> _Problem requirements_: For every line in the records that has the word "Loggia", make a copy.

[Saved entries]
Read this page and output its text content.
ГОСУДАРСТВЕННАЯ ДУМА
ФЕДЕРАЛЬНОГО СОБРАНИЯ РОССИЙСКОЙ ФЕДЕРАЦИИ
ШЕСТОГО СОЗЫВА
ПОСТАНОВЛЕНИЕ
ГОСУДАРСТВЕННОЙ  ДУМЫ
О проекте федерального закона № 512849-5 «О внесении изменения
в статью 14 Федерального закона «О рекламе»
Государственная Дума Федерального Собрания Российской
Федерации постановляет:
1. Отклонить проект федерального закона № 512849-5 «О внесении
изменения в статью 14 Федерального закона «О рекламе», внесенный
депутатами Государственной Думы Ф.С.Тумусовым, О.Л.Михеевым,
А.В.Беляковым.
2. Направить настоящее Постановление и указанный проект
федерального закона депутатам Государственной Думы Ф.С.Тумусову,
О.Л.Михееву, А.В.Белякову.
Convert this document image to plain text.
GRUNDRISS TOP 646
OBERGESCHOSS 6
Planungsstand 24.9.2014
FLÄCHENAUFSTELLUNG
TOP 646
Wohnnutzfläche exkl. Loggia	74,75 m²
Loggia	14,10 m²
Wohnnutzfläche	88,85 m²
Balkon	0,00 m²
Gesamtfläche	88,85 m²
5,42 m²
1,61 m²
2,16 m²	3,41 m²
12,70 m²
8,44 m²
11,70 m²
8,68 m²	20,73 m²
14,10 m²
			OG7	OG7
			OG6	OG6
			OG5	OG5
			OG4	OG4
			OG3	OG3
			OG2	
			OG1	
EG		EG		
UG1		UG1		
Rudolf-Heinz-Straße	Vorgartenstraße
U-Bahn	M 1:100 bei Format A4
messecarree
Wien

> _Written reply_:
Wohnnutzfläche exkl. Loggia	74,75 m²
Loggia	14,10 m²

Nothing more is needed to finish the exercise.